**WORK INSTRUCTIONS**
Copy the records below without any change, beginning with their first line and stopping after the line that contains "source-note: Fuente: Lebot".

══════════════════════════════

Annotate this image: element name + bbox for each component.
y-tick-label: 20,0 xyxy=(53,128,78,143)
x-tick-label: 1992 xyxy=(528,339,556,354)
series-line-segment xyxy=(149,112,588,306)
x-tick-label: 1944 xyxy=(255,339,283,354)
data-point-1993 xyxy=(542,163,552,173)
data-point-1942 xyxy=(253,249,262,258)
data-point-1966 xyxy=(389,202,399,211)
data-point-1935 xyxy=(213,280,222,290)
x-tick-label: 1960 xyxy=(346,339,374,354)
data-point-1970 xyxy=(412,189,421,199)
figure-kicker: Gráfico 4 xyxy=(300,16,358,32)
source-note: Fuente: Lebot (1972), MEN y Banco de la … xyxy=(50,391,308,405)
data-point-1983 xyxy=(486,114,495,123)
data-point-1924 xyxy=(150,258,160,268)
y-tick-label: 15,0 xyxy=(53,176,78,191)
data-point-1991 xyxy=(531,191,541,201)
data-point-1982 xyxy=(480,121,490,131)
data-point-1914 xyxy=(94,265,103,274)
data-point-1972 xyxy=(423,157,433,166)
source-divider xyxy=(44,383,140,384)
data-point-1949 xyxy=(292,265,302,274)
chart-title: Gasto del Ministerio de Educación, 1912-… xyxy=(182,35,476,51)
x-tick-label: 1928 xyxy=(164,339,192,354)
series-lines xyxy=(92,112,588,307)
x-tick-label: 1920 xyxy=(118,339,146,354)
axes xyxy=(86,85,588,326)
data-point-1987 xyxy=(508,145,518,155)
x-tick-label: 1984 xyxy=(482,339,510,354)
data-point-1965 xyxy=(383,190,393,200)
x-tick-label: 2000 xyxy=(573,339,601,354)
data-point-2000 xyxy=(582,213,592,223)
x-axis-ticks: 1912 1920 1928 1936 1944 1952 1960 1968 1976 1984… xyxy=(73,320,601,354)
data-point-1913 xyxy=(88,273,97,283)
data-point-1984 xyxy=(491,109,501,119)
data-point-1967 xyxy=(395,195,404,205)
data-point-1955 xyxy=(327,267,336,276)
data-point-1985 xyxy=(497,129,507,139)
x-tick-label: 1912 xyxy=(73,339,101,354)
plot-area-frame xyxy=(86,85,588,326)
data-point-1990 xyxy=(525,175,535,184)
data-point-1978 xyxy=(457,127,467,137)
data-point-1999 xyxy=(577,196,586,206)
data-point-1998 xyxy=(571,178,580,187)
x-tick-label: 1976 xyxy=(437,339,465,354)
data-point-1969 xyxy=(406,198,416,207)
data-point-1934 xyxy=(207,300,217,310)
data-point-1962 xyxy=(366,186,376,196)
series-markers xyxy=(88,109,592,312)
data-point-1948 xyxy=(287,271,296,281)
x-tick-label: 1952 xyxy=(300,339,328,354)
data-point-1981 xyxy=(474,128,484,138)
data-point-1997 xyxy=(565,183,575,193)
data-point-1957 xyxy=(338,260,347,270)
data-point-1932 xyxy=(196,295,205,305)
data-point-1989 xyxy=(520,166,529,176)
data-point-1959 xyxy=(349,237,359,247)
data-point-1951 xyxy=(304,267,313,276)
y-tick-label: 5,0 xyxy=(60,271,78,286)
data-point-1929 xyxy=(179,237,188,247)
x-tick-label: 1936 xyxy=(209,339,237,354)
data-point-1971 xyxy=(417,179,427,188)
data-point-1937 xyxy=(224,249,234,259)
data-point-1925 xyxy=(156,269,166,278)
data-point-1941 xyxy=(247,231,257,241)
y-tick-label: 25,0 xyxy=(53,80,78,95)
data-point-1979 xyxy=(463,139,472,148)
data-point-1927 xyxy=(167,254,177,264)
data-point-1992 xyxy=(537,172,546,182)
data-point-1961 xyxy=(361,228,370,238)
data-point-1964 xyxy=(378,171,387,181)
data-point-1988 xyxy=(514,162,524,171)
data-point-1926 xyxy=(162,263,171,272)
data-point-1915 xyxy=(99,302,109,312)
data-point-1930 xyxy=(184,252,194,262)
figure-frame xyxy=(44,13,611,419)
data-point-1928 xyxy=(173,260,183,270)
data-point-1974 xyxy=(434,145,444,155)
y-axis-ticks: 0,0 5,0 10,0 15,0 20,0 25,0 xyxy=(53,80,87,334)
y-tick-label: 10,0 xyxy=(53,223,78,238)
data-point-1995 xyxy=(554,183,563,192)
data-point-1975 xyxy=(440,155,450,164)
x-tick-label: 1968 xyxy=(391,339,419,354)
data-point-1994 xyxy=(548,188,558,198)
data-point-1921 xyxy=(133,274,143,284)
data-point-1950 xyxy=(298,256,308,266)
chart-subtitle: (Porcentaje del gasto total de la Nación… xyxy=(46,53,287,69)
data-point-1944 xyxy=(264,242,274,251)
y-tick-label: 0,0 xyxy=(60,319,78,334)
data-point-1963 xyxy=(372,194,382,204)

══════════════════════════════

**PROBLEM SOLUTION**
Annotate this image: element name + bbox for each component.
y-tick-label: 20,0 xyxy=(53,128,78,143)
x-tick-label: 1992 xyxy=(528,339,556,354)
series-line-segment xyxy=(149,112,588,306)
x-tick-label: 1944 xyxy=(255,339,283,354)
data-point-1993 xyxy=(542,163,552,173)
data-point-1942 xyxy=(253,249,262,258)
data-point-1966 xyxy=(389,202,399,211)
data-point-1935 xyxy=(213,280,222,290)
x-tick-label: 1960 xyxy=(346,339,374,354)
data-point-1970 xyxy=(412,189,421,199)
figure-kicker: Gráfico 4 xyxy=(300,16,358,32)
source-note: Fuente: Lebot (1972), MEN y Banco de la … xyxy=(50,391,308,405)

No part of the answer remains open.